* [Stated problem] Omit the pictures, please, and give each record below again exactly.

************

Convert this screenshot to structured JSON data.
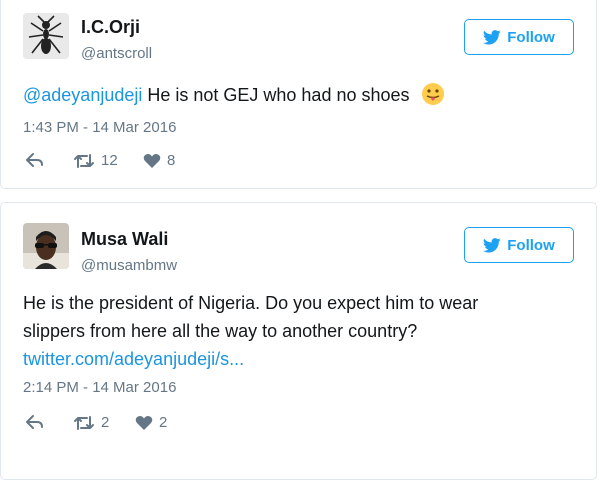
{
  "colors": {
    "accent": "#1da1f2",
    "link": "#1b95e0",
    "muted": "#657786"
  },
  "tweets": [
    {
      "name": "I.C.Orji",
      "handle": "@antscroll",
      "follow_label": "Follow",
      "mention": "@adeyanjudeji",
      "text": " He is not GEJ who had no shoes",
      "emoji": "stuck-out-tongue-emoji",
      "timestamp": "1:43 PM - 14 Mar 2016",
      "retweets": "12",
      "likes": "8"
    },
    {
      "name": "Musa Wali",
      "handle": "@musambmw",
      "follow_label": "Follow",
      "text_line1": "He is the president of Nigeria. Do you expect him to wear",
      "text_line2": "slippers from here all the way to another country?",
      "link": "twitter.com/adeyanjudeji/s...",
      "timestamp": "2:14 PM - 14 Mar 2016",
      "retweets": "2",
      "likes": "2"
    }
  ]
}
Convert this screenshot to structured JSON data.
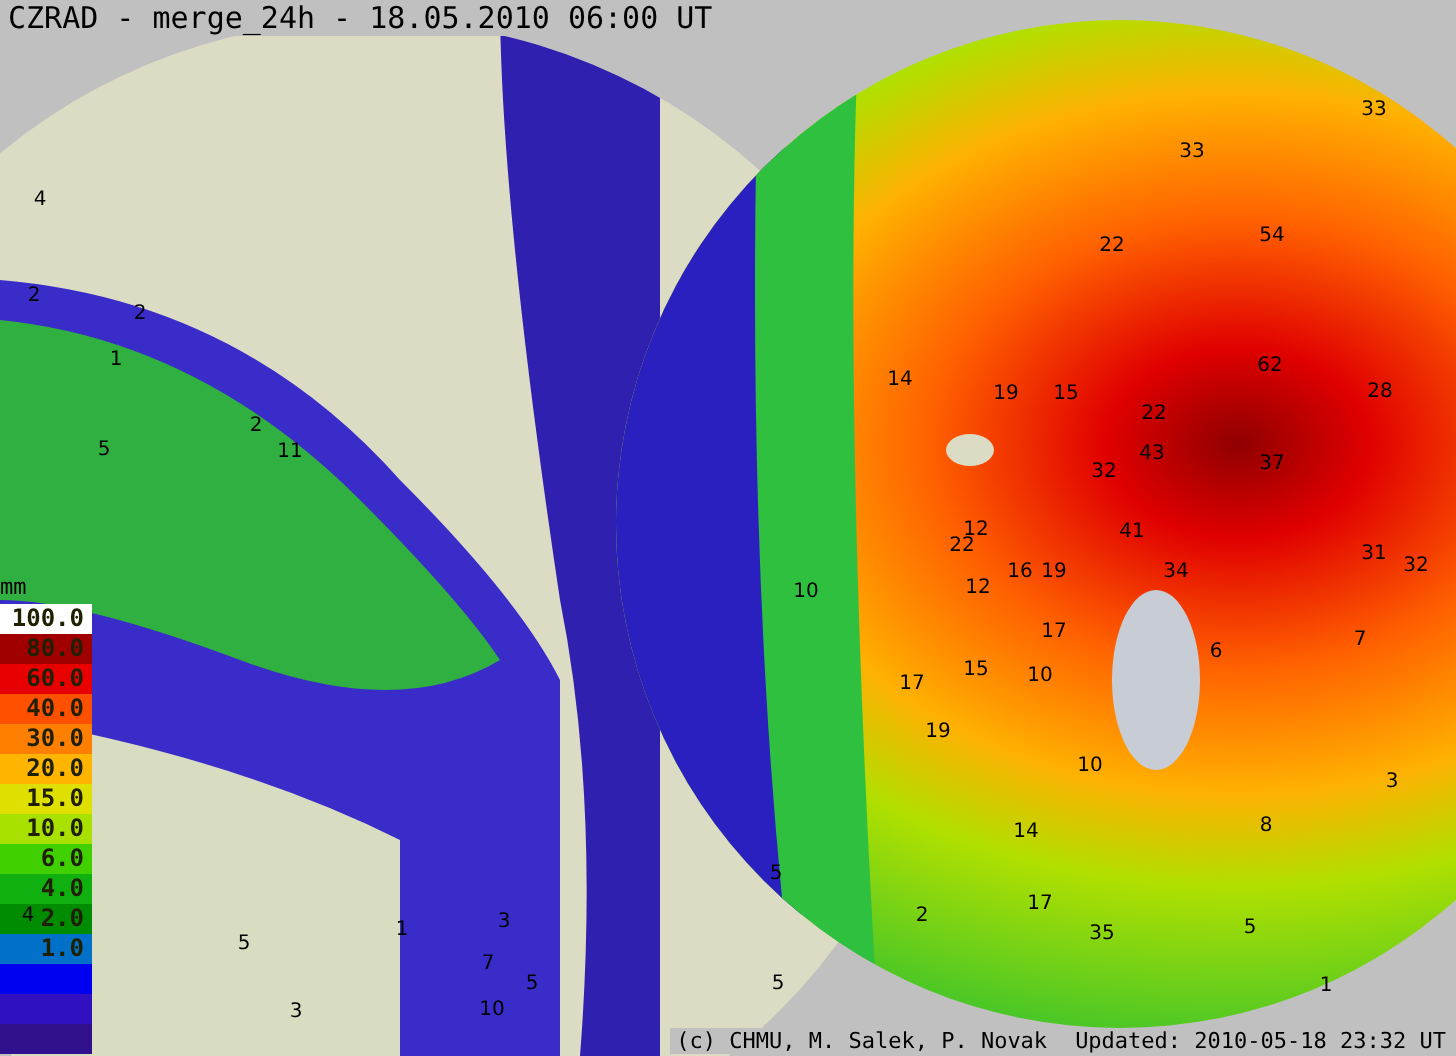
{
  "title": "CZRAD - merge_24h - 18.05.2010 06:00 UT",
  "legend": {
    "unit": "mm",
    "items": [
      {
        "label": "100.0",
        "color": "#ffffff"
      },
      {
        "label": "80.0",
        "color": "#a00000"
      },
      {
        "label": "60.0",
        "color": "#e80000"
      },
      {
        "label": "40.0",
        "color": "#ff5000"
      },
      {
        "label": "30.0",
        "color": "#ff8000"
      },
      {
        "label": "20.0",
        "color": "#ffb400"
      },
      {
        "label": "15.0",
        "color": "#e0e000"
      },
      {
        "label": "10.0",
        "color": "#a8e000"
      },
      {
        "label": "6.0",
        "color": "#40d000"
      },
      {
        "label": "4.0",
        "color": "#10b010"
      },
      {
        "label": "2.0",
        "color": "#008c00"
      },
      {
        "label": "1.0",
        "color": "#0070c8"
      },
      {
        "color": "#0000f0"
      },
      {
        "color": "#3010c0"
      },
      {
        "color": "#30108c"
      }
    ]
  },
  "map_values": [
    "33",
    "33",
    "4",
    "54",
    "22",
    "2",
    "2",
    "1",
    "62",
    "28",
    "5",
    "2",
    "11",
    "14",
    "19",
    "15",
    "22",
    "32",
    "43",
    "37",
    "41",
    "34",
    "31",
    "32",
    "12",
    "22",
    "16",
    "19",
    "12",
    "10",
    "17",
    "17",
    "15",
    "10",
    "19",
    "7",
    "6",
    "10",
    "8",
    "14",
    "17",
    "35",
    "5",
    "1",
    "3",
    "5",
    "10",
    "5",
    "7",
    "3",
    "1",
    "5",
    "5",
    "2",
    "3",
    "4"
  ],
  "credits": "(c) CHMU, M. Salek, P. Novak",
  "updated": "Updated: 2010-05-18 23:32 UT"
}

************

* [Final result]
Convert this screenshot to structured JSON data.
{
  "colors": {
    "accent": "#1da1f2",
    "link": "#1b95e0",
    "muted": "#657786"
  },
  "tweets": [
    {
      "name": "I.C.Orji",
      "handle": "@antscroll",
      "follow_label": "Follow",
      "mention": "@adeyanjudeji",
      "text": " He is not GEJ who had no shoes",
      "emoji": "stuck-out-tongue-emoji",
      "timestamp": "1:43 PM - 14 Mar 2016",
      "retweets": "12",
      "likes": "8"
    },
    {
      "name": "Musa Wali",
      "handle": "@musambmw",
      "follow_label": "Follow",
      "text_line1": "He is the president of Nigeria. Do you expect him to wear",
      "text_line2": "slippers from here all the way to another country?",
      "link": "twitter.com/adeyanjudeji/s...",
      "timestamp": "2:14 PM - 14 Mar 2016",
      "retweets": "2",
      "likes": "2"
    }
  ]
}
Convert this screenshot to structured JSON data.
{
  "title": "CZRAD - merge_24h - 18.05.2010 06:00 UT",
  "legend": {
    "unit": "mm",
    "items": [
      {
        "label": "100.0",
        "color": "#ffffff"
      },
      {
        "label": "80.0",
        "color": "#a00000"
      },
      {
        "label": "60.0",
        "color": "#e80000"
      },
      {
        "label": "40.0",
        "color": "#ff5000"
      },
      {
        "label": "30.0",
        "color": "#ff8000"
      },
      {
        "label": "20.0",
        "color": "#ffb400"
      },
      {
        "label": "15.0",
        "color": "#e0e000"
      },
      {
        "label": "10.0",
        "color": "#a8e000"
      },
      {
        "label": "6.0",
        "color": "#40d000"
      },
      {
        "label": "4.0",
        "color": "#10b010"
      },
      {
        "label": "2.0",
        "color": "#008c00"
      },
      {
        "label": "1.0",
        "color": "#0070c8"
      },
      {
        "color": "#0000f0"
      },
      {
        "color": "#3010c0"
      },
      {
        "color": "#30108c"
      }
    ]
  },
  "map_values": [
    "33",
    "33",
    "4",
    "54",
    "22",
    "2",
    "2",
    "1",
    "62",
    "28",
    "5",
    "2",
    "11",
    "14",
    "19",
    "15",
    "22",
    "32",
    "43",
    "37",
    "41",
    "34",
    "31",
    "32",
    "12",
    "22",
    "16",
    "19",
    "12",
    "10",
    "17",
    "17",
    "15",
    "10",
    "19",
    "7",
    "6",
    "10",
    "8",
    "14",
    "17",
    "35",
    "5",
    "1",
    "3",
    "5",
    "10",
    "5",
    "7",
    "3",
    "1",
    "5",
    "5",
    "2",
    "3",
    "4"
  ],
  "credits": "(c) CHMU, M. Salek, P. Novak",
  "updated": "Updated: 2010-05-18 23:32 UT"
}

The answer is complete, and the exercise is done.